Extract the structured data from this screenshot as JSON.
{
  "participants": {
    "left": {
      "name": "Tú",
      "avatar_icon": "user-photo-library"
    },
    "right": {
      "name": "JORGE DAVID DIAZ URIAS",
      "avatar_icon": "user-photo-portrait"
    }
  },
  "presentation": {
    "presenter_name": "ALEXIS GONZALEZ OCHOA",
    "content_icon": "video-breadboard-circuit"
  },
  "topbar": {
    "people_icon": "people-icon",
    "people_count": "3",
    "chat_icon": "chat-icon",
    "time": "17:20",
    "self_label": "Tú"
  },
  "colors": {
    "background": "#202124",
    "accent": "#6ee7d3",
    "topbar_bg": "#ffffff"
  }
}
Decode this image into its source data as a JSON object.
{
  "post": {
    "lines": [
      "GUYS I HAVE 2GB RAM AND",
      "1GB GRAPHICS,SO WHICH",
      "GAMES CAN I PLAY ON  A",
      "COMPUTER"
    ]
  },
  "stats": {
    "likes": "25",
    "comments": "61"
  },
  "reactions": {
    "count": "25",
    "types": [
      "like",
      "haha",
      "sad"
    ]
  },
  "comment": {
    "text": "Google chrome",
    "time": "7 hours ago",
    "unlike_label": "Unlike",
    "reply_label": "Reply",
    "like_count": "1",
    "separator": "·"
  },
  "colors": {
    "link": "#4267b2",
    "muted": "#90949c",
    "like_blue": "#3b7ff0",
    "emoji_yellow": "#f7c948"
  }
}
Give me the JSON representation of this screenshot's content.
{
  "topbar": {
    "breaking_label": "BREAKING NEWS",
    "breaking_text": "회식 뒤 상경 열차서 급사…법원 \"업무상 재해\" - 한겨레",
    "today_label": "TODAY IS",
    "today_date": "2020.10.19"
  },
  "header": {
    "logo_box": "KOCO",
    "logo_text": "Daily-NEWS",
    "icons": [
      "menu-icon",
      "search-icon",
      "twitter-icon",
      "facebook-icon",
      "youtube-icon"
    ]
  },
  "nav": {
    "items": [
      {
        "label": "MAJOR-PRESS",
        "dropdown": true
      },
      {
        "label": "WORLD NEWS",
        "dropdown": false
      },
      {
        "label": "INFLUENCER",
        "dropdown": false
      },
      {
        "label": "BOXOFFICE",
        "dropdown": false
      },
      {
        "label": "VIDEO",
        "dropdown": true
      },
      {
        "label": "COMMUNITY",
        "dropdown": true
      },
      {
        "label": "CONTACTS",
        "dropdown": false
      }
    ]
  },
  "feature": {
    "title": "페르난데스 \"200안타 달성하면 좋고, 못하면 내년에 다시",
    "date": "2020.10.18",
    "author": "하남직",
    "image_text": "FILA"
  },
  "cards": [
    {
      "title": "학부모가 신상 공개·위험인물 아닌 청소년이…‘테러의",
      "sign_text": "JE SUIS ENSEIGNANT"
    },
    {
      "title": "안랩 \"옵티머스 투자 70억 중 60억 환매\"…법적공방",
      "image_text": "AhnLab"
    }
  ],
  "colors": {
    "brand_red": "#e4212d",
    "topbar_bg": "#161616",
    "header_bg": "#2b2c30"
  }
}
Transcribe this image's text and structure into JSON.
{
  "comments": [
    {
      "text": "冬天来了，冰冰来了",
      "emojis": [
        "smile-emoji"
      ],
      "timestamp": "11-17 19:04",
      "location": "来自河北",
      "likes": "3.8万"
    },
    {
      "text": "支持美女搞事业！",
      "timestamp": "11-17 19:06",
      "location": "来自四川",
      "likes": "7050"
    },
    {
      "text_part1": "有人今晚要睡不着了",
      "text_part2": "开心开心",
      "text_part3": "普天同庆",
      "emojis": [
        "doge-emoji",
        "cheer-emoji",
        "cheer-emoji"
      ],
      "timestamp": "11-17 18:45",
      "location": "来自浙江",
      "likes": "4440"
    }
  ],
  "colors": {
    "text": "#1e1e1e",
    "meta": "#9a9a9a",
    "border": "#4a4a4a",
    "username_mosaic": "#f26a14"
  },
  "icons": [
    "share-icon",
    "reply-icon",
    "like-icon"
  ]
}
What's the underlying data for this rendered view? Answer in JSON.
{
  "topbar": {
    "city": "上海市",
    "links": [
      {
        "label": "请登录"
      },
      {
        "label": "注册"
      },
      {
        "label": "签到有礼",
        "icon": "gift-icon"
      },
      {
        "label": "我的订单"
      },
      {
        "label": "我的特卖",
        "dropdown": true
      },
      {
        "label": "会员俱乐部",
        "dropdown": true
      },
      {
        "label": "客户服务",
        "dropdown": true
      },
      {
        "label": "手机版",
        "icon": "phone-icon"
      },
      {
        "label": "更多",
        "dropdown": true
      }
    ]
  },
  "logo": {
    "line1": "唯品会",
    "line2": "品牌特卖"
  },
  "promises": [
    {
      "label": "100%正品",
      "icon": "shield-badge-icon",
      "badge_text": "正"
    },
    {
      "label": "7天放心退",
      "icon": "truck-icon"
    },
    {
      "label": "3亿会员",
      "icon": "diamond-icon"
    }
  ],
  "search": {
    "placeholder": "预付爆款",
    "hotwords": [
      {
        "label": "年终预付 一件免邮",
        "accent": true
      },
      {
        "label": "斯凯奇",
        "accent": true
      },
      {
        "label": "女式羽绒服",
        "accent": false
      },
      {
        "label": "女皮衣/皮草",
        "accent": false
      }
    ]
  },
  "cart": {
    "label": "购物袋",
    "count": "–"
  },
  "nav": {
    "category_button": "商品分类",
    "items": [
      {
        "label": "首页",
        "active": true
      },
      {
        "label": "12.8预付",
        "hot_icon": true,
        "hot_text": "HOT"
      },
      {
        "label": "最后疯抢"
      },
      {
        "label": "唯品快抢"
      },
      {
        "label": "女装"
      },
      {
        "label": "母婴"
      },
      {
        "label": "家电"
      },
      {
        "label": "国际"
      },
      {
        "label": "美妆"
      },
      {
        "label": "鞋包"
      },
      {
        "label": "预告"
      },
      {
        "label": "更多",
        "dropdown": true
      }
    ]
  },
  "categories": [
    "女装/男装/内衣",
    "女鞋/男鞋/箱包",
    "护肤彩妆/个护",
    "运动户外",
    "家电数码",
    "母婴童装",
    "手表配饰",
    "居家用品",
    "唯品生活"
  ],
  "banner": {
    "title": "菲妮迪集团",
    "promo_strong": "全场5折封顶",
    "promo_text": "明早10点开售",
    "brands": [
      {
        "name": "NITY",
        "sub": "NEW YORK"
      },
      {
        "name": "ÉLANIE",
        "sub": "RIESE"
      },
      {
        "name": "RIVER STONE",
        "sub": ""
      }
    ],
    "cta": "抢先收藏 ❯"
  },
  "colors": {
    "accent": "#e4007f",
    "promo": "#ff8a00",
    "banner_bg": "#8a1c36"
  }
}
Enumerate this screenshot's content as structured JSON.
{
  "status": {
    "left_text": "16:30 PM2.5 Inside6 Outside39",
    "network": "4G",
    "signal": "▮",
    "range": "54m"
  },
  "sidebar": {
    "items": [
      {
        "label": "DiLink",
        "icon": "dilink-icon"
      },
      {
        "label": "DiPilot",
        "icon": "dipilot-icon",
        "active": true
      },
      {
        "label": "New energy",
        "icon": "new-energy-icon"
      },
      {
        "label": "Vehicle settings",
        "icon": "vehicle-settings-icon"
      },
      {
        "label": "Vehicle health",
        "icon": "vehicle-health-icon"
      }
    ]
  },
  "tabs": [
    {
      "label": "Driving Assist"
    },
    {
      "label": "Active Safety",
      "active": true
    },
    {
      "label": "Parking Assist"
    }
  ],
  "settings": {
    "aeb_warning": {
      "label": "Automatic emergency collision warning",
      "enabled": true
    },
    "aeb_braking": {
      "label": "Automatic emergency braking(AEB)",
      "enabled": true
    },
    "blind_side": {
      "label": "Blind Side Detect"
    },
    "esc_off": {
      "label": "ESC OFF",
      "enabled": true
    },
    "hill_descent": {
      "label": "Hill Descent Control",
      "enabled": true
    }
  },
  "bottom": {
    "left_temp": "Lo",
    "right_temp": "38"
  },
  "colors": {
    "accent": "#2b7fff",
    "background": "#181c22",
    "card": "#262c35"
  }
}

....

> [WORK TO DO]
Every line of the listing that holds "background" is to be counted; give only the resulting number.

> [RESULT FOR THIS TASK]
2